In the records below, pick out all lines containing the word "this".

__Records for the task__:
--------------------
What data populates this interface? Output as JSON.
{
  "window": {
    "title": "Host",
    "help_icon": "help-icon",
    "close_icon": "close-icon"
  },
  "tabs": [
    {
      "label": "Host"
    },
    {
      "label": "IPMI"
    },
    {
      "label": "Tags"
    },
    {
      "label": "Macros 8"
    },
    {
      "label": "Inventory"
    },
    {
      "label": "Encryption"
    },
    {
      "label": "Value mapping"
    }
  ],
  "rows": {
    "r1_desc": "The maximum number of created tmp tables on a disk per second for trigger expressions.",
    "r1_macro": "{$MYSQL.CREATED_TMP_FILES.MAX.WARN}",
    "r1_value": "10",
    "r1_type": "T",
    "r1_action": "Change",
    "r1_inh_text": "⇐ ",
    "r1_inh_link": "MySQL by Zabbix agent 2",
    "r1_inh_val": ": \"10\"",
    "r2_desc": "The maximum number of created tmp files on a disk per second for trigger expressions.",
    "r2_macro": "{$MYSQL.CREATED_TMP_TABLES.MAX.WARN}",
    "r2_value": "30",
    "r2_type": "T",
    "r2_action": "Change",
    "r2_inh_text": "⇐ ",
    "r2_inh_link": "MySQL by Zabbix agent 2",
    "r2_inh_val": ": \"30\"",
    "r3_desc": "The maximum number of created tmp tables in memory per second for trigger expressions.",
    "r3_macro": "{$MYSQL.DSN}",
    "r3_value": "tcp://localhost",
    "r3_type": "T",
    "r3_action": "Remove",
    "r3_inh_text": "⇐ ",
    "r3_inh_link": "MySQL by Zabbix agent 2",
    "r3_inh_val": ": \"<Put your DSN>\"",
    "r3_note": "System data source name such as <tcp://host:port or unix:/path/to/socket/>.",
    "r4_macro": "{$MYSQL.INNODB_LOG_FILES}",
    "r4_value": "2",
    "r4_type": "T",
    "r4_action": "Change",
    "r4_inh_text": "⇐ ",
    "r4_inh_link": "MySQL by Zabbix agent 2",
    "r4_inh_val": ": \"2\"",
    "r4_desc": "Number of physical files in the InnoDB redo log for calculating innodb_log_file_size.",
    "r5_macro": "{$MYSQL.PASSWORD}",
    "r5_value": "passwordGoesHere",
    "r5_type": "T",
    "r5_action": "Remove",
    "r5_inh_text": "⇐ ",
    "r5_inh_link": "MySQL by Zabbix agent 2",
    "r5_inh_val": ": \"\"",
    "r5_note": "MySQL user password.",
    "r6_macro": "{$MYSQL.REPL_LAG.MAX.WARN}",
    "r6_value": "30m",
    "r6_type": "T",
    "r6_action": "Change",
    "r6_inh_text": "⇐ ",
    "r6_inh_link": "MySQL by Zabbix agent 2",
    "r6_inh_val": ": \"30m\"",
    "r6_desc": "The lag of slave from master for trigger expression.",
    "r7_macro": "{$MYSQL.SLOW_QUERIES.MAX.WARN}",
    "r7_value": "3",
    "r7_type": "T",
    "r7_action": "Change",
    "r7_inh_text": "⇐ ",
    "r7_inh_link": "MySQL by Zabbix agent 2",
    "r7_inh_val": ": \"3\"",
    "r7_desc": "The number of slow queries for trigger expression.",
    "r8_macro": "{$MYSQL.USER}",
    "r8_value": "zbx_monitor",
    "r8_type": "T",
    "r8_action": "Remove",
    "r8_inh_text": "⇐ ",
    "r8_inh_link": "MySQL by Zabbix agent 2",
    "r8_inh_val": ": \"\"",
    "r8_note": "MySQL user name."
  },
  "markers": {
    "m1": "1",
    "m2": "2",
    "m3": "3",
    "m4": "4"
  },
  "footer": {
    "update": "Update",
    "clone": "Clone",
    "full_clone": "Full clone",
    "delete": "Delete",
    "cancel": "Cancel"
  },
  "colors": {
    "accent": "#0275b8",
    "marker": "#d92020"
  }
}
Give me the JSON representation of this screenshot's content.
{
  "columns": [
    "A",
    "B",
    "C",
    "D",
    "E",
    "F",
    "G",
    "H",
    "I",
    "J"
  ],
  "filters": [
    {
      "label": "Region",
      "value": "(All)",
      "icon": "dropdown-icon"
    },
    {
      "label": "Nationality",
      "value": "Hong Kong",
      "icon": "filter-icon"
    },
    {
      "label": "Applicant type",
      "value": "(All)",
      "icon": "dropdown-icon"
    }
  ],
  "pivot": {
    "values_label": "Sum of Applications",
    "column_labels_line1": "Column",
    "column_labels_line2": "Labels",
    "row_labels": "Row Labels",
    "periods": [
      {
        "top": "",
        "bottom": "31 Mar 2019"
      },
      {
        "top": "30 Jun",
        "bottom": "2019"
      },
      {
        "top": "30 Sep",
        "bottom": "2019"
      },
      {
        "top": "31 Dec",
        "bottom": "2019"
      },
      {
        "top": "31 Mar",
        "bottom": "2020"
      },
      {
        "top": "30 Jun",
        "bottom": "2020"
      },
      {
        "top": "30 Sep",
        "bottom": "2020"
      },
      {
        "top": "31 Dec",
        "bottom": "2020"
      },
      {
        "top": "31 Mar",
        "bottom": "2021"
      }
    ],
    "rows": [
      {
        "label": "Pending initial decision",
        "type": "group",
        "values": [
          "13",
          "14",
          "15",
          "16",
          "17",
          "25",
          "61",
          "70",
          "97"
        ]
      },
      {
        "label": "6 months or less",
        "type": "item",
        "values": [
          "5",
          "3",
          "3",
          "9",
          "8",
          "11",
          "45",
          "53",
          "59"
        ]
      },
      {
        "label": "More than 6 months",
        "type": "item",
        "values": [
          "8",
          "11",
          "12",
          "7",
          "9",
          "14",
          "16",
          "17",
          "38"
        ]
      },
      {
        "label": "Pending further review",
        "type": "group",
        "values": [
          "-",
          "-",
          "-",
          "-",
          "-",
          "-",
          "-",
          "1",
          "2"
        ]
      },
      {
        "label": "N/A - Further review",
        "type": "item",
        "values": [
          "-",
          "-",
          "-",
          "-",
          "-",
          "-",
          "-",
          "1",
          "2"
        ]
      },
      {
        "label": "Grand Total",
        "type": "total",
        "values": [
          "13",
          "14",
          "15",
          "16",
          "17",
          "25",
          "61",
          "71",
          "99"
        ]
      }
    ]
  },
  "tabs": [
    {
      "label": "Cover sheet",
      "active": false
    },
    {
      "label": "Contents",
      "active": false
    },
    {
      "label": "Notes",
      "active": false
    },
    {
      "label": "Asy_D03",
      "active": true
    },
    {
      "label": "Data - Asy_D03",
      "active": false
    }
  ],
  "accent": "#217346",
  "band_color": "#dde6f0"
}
--------------------
__Expected output__:
What data populates this interface? Output as JSON.
Give me the JSON representation of this screenshot's content.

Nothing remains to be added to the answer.